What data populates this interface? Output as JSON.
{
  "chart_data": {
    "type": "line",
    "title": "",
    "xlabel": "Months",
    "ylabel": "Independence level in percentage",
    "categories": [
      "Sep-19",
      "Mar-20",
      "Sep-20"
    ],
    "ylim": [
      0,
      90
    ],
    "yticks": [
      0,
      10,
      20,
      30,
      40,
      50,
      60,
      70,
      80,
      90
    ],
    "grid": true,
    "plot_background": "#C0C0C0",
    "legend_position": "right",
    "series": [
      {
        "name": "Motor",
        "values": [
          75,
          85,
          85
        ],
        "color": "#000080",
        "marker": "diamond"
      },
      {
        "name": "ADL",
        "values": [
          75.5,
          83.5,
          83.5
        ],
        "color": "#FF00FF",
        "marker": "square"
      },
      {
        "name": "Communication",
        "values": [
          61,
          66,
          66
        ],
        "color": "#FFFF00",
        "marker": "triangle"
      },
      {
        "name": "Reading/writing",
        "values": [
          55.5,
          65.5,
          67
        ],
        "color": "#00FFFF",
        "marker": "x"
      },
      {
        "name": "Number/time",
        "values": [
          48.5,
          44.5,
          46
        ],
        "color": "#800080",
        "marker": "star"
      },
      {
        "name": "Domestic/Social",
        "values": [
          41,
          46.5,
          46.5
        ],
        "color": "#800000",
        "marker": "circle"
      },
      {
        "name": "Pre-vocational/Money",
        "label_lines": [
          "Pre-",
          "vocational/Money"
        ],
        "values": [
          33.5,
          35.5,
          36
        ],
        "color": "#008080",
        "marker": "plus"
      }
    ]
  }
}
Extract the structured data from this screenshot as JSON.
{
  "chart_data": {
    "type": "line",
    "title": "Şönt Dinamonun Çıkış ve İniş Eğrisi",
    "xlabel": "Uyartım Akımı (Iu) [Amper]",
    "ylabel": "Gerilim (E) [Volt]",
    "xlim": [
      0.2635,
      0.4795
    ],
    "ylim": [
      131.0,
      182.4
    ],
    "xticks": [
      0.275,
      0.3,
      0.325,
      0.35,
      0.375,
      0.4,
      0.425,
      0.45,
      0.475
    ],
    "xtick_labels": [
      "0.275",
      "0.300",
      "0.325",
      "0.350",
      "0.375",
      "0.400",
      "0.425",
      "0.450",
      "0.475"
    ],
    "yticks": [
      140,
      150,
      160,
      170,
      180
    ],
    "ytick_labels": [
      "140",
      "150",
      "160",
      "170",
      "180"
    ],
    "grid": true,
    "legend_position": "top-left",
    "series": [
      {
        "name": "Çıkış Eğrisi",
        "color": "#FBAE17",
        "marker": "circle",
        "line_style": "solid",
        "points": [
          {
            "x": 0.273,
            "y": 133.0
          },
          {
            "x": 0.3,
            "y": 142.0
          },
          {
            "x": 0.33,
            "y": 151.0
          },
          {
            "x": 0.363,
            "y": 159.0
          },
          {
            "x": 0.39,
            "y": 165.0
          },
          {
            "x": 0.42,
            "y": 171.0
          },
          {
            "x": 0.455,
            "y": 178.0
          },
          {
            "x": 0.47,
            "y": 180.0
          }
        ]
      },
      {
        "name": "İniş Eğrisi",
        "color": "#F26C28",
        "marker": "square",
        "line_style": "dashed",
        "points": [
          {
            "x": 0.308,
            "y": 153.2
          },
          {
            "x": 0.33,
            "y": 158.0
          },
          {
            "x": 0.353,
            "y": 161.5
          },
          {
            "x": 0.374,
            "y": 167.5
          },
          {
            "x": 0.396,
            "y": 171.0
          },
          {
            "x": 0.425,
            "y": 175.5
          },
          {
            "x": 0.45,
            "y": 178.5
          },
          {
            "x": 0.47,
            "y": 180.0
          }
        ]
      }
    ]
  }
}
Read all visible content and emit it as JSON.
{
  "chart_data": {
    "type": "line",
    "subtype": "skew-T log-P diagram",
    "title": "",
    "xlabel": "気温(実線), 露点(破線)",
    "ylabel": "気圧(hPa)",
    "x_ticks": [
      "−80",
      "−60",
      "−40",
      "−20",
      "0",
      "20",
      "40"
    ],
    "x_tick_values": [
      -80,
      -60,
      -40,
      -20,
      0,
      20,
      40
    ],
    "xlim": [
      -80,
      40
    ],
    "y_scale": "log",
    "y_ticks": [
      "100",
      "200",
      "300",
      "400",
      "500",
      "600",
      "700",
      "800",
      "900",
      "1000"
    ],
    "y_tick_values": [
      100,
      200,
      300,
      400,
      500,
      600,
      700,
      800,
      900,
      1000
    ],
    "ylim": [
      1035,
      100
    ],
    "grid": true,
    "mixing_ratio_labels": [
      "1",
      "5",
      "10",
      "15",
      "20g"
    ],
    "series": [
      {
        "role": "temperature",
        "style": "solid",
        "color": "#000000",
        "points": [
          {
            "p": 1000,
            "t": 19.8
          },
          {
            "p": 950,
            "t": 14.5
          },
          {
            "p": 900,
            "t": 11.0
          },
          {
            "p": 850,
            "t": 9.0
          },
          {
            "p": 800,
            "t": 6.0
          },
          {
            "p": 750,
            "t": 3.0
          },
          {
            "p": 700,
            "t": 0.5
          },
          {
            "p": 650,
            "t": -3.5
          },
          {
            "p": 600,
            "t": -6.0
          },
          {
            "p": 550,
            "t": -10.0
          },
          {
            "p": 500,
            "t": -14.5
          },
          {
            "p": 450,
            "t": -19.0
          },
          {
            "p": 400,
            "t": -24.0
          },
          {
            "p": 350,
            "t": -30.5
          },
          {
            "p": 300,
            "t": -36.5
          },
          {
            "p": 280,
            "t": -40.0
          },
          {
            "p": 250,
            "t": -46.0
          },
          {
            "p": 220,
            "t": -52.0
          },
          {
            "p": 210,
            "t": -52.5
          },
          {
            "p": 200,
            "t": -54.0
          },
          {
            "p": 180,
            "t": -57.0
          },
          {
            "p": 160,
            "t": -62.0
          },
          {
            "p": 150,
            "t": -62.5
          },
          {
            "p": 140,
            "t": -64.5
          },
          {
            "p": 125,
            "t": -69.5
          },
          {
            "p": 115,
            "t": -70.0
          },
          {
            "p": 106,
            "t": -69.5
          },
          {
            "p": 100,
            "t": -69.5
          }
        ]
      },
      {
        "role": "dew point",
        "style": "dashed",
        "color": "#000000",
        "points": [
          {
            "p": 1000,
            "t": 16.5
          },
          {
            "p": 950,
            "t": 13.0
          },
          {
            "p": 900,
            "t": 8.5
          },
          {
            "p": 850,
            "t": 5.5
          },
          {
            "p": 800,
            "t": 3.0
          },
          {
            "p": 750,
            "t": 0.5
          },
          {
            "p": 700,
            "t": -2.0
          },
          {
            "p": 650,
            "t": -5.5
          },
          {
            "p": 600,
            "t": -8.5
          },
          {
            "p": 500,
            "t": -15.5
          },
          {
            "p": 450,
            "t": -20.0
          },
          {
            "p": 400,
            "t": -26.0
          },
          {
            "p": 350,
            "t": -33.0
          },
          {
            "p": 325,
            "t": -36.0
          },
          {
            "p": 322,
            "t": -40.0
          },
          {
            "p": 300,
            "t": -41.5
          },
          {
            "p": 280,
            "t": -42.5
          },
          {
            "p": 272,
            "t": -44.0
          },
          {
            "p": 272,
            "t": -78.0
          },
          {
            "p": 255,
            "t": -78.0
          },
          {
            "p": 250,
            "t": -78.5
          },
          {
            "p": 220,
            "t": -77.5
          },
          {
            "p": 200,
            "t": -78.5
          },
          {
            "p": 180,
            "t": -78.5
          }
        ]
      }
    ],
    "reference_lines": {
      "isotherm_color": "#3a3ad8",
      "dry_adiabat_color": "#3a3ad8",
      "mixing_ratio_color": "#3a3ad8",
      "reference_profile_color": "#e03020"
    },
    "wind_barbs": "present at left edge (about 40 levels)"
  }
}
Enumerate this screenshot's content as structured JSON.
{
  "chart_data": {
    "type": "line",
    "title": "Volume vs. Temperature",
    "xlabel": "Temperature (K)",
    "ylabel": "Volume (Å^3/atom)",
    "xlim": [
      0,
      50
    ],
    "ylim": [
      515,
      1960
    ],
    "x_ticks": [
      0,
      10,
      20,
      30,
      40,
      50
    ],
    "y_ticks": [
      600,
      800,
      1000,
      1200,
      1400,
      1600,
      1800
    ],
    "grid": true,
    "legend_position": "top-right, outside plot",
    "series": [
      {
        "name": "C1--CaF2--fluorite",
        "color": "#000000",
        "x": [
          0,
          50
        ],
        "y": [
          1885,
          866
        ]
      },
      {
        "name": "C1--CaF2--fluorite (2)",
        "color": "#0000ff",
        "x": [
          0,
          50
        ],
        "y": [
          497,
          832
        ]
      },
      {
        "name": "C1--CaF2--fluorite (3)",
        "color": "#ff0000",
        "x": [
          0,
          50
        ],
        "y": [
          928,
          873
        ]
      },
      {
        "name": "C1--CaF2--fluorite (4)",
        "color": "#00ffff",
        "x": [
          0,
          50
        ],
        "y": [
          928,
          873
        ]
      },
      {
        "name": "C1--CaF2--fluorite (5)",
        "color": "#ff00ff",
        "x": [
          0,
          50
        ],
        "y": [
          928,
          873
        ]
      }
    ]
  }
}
********************
- _GIVEN EXERCISE_
Pick out each line containing "ylabel" and report it.

- _RESULT_
    "ylabel": "Independence level in percentage",
    "ylabel": "Gerilim (E) [Volt]",
    "ylabel": "気圧(hPa)",
    "ylabel": "Volume (Å^3/atom)",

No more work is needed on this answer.